## [DATA TO USE]
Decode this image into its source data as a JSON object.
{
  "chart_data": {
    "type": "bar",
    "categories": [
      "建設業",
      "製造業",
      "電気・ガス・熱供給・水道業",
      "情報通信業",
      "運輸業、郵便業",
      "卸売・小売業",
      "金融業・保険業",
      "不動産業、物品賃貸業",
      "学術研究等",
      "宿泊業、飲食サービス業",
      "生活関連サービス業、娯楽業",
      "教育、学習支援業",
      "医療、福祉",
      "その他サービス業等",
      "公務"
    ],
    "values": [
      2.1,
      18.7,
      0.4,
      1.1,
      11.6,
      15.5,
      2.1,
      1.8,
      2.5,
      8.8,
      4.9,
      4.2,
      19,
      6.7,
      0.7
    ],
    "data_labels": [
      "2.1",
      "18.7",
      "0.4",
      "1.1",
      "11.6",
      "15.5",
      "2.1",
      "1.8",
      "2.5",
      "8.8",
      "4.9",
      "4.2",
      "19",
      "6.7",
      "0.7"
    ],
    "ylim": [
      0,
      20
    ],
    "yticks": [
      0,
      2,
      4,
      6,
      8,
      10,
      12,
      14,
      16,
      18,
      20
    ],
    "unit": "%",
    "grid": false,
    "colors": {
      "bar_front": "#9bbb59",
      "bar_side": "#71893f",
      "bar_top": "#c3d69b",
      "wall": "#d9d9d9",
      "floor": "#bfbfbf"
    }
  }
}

## [WHAT TO DO]
Restate the data above word for word, please.

## [ANSWER IN FULL]
Decode this image into its source data as a JSON object.
{
  "chart_data": {
    "type": "bar",
    "categories": [
      "建設業",
      "製造業",
      "電気・ガス・熱供給・水道業",
      "情報通信業",
      "運輸業、郵便業",
      "卸売・小売業",
      "金融業・保険業",
      "不動産業、物品賃貸業",
      "学術研究等",
      "宿泊業、飲食サービス業",
      "生活関連サービス業、娯楽業",
      "教育、学習支援業",
      "医療、福祉",
      "その他サービス業等",
      "公務"
    ],
    "values": [
      2.1,
      18.7,
      0.4,
      1.1,
      11.6,
      15.5,
      2.1,
      1.8,
      2.5,
      8.8,
      4.9,
      4.2,
      19,
      6.7,
      0.7
    ],
    "data_labels": [
      "2.1",
      "18.7",
      "0.4",
      "1.1",
      "11.6",
      "15.5",
      "2.1",
      "1.8",
      "2.5",
      "8.8",
      "4.9",
      "4.2",
      "19",
      "6.7",
      "0.7"
    ],
    "ylim": [
      0,
      20
    ],
    "yticks": [
      0,
      2,
      4,
      6,
      8,
      10,
      12,
      14,
      16,
      18,
      20
    ],
    "unit": "%",
    "grid": false,
    "colors": {
      "bar_front": "#9bbb59",
      "bar_side": "#71893f",
      "bar_top": "#c3d69b",
      "wall": "#d9d9d9",
      "floor": "#bfbfbf"
    }
  }
}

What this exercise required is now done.